GOAL OF THE EXERCISE ::
Continue the letter to the editor below about queer visibility and the Refraction coverage, picking up after its last sentence.

EXERCISE TEXT ::

Editor:
In her June 10 coverage of Refraction, Jan DeGrass wrote: “Despite the superior quality of the work, it would have been good to view other aspects of LGBTQ lives rendered in art. Queer artists have children, run businesses and go on vacations together – surely other aspects of their lives could be celebrated as well as their sexuality.”
The problem with being just like everybody else (children, businesses, vacations) is that it leaves you invisible. We did that when police raided the only queer space we had to ourselves: the bars of the 1950s and 1960s. We’d run, hide, make ourselves invisible. We didn’t want to get arrested or be hospitalized because we were supposedly “sick.” Seen for who we were, we were in danger of losing our jobs, our friends and family. We’d be shamed, bullied, harassed. Some of that still happens, here and around the world.

PROVIDED INFORMATION ::
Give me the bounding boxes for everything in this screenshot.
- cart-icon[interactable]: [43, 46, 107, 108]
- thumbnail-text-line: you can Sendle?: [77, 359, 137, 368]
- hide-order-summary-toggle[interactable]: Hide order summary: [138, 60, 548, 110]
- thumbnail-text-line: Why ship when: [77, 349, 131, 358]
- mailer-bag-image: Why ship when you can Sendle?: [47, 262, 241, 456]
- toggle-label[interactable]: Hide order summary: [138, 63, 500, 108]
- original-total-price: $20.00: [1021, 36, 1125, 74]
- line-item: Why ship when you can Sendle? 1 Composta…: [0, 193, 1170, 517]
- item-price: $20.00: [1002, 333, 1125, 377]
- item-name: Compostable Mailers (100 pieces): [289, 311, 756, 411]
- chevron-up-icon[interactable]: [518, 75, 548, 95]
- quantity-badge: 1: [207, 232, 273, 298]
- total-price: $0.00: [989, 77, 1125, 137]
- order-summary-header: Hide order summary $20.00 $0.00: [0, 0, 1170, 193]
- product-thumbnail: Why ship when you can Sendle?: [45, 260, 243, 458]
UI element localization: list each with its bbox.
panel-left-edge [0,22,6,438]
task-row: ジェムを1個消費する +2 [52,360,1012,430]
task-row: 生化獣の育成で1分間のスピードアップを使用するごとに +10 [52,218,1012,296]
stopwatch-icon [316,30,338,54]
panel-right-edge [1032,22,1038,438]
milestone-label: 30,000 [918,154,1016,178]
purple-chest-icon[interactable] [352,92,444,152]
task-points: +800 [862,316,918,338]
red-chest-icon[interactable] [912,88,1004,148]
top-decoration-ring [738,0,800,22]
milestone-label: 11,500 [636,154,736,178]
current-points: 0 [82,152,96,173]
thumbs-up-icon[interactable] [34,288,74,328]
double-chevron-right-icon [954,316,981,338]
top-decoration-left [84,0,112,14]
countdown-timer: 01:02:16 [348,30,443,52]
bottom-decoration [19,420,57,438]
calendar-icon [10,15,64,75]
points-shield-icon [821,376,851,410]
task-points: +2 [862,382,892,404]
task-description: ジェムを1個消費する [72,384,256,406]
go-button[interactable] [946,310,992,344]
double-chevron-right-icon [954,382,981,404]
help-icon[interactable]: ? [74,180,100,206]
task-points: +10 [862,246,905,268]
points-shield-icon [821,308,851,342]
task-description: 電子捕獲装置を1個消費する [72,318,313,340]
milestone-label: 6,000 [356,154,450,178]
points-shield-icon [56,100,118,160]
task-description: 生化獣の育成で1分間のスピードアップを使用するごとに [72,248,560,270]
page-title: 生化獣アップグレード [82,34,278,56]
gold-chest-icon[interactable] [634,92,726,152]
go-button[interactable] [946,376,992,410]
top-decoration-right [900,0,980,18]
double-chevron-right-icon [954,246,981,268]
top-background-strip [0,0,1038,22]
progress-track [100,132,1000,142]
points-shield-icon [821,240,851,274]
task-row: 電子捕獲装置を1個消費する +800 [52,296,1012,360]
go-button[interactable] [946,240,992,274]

RESULT FOR THIS TASK ::
These days it’s a relief to be seen and not be forced to live a double life. Refraction has turned the gallery – for one month – into a safe queer space. Somewhere we can be ourselves, representing our lives the way we choose, including images of sexuality – because where else are we going to see them if we don’t put them up for ourselves, and for all, to see? How do we break down the label of “other” if we don’t examine our differences, especially since, as DeGrass seems to suggest, we have already discovered our common ground?
I sincerely thank Jan DeGrass for her coverage of Refraction. It’s my hope that the show, and her comments, become part of an ongoing dialogue on sexual and gender identity, in art and outside of it, not just in these pages, but in classrooms and pubs, on our streets and around dinner tables, up and down the Coast.